■ Challenge ■
Output the data below in full, byte for byte. Nothing may differ.

■ Supplied entries ■
--
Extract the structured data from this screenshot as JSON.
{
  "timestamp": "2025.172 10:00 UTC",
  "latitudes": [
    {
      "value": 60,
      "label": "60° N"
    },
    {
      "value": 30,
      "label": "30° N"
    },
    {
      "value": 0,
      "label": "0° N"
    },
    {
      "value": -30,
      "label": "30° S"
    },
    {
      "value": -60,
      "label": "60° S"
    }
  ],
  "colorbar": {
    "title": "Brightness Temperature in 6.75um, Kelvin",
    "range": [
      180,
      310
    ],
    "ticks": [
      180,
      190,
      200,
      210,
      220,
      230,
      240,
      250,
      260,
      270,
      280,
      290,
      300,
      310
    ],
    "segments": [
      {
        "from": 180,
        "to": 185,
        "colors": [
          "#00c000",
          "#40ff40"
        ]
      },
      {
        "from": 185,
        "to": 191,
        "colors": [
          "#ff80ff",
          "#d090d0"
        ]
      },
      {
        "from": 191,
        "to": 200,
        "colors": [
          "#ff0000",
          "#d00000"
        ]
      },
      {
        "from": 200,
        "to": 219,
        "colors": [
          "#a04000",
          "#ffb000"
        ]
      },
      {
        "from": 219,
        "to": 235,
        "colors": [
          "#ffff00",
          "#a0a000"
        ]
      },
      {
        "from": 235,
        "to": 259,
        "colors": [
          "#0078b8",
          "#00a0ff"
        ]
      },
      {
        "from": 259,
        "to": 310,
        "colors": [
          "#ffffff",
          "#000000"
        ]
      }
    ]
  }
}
--
■ Correct response ■
Extract the structured data from this screenshot as JSON.
{
  "timestamp": "2025.172 10:00 UTC",
  "latitudes": [
    {
      "value": 60,
      "label": "60° N"
    },
    {
      "value": 30,
      "label": "30° N"
    },
    {
      "value": 0,
      "label": "0° N"
    },
    {
      "value": -30,
      "label": "30° S"
    },
    {
      "value": -60,
      "label": "60° S"
    }
  ],
  "colorbar": {
    "title": "Brightness Temperature in 6.75um, Kelvin",
    "range": [
      180,
      310
    ],
    "ticks": [
      180,
      190,
      200,
      210,
      220,
      230,
      240,
      250,
      260,
      270,
      280,
      290,
      300,
      310
    ],
    "segments": [
      {
        "from": 180,
        "to": 185,
        "colors": [
          "#00c000",
          "#40ff40"
        ]
      },
      {
        "from": 185,
        "to": 191,
        "colors": [
          "#ff80ff",
          "#d090d0"
        ]
      },
      {
        "from": 191,
        "to": 200,
        "colors": [
          "#ff0000",
          "#d00000"
        ]
      },
      {
        "from": 200,
        "to": 219,
        "colors": [
          "#a04000",
          "#ffb000"
        ]
      },
      {
        "from": 219,
        "to": 235,
        "colors": [
          "#ffff00",
          "#a0a000"
        ]
      },
      {
        "from": 235,
        "to": 259,
        "colors": [
          "#0078b8",
          "#00a0ff"
        ]
      },
      {
        "from": 259,
        "to": 310,
        "colors": [
          "#ffffff",
          "#000000"
        ]
      }
    ]
  }
}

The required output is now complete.